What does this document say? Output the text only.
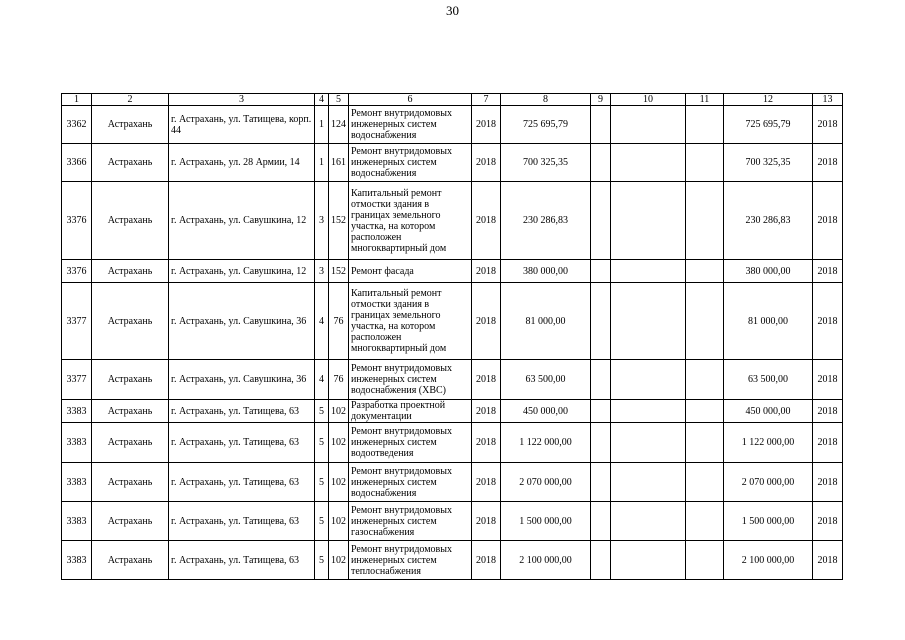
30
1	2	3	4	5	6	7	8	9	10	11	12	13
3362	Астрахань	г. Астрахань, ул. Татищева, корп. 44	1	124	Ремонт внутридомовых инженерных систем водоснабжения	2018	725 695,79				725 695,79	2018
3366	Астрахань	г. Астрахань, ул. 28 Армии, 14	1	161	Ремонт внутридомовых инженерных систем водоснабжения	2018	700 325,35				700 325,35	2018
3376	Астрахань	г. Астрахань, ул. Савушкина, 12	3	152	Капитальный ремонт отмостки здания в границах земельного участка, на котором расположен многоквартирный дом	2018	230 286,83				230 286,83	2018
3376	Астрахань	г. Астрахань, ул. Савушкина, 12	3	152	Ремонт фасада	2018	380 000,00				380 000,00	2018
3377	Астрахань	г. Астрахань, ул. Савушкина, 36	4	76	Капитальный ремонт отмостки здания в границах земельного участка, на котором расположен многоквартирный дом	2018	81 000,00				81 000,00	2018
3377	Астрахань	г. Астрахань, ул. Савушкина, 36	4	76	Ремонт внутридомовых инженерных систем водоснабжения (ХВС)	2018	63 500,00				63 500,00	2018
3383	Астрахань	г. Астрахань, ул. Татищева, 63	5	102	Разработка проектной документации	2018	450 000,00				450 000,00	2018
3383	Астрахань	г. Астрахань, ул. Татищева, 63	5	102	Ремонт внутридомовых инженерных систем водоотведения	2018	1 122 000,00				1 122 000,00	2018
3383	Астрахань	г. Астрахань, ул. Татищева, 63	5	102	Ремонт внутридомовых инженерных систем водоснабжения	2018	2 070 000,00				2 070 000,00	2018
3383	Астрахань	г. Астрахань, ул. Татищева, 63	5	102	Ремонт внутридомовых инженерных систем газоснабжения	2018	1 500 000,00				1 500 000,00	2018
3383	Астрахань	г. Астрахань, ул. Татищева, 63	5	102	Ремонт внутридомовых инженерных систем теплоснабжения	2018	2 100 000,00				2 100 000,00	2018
▬▬▬
▸ **Work to do**
Determine how many lines above contain "земельного" as a word or string. Give the number alone.

▸ **Full output**
2